• _Record extracts_:
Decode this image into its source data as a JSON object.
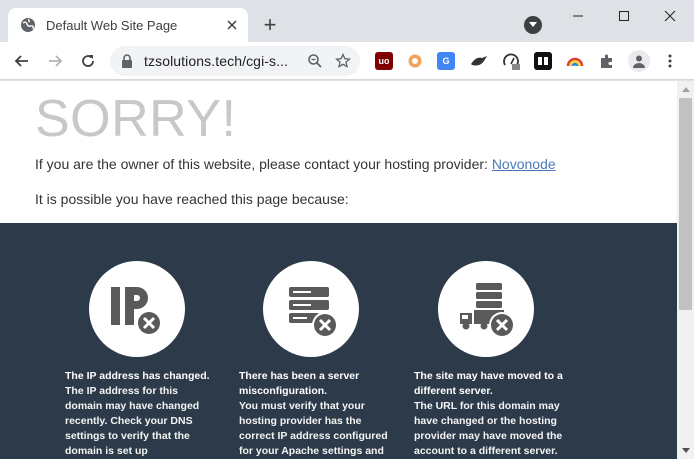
{
  "tab": {
    "title": "Default Web Site Page",
    "favicon": "globe-icon",
    "close": "close-icon"
  },
  "new_tab": "+",
  "window_controls": [
    "minimize-icon",
    "maximize-icon",
    "close-icon"
  ],
  "toolbar": {
    "url": "tzsolutions.tech/cgi-s...",
    "extensions": [
      "ublock-icon",
      "extension-orange-icon",
      "translate-icon",
      "extension-bird-icon",
      "speed-icon",
      "extension-dark-icon",
      "extension-rainbow-icon",
      "puzzle-icon",
      "profile-icon",
      "menu-icon"
    ]
  },
  "page": {
    "heading": "SORRY!",
    "owner_text": "If you are the owner of this website, please contact your hosting provider: ",
    "provider_link": "Novonode",
    "reason_intro": "It is possible you have reached this page because:",
    "reasons": [
      {
        "icon": "ip-error-icon",
        "title": "The IP address has changed.",
        "body": "The IP address for this domain may have changed recently. Check your DNS settings to verify that the domain is set up"
      },
      {
        "icon": "server-error-icon",
        "title": "There has been a server misconfiguration.",
        "body": "You must verify that your hosting provider has the correct IP address configured for your Apache settings and"
      },
      {
        "icon": "server-moved-icon",
        "title": "The site may have moved to a different server.",
        "body": "The URL for this domain may have changed or the hosting provider may have moved the account to a different server."
      }
    ]
  },
  "colors": {
    "dark_band": "#2c3a49",
    "heading": "#c8c8c8",
    "link": "#4a7ab5",
    "icon_fill": "#5a5a5a"
  }
}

• _Challenge_: Gather each line of the records holding the string "hosting".

• _Final result_:
    "owner_text": "If you are the owner of this website, please contact your hosting provider: ",
        "body": "You must verify that your hosting provider has the correct IP address configured for your Apache settings and"
        "body": "The URL for this domain may have changed or the hosting provider may have moved the account to a different server."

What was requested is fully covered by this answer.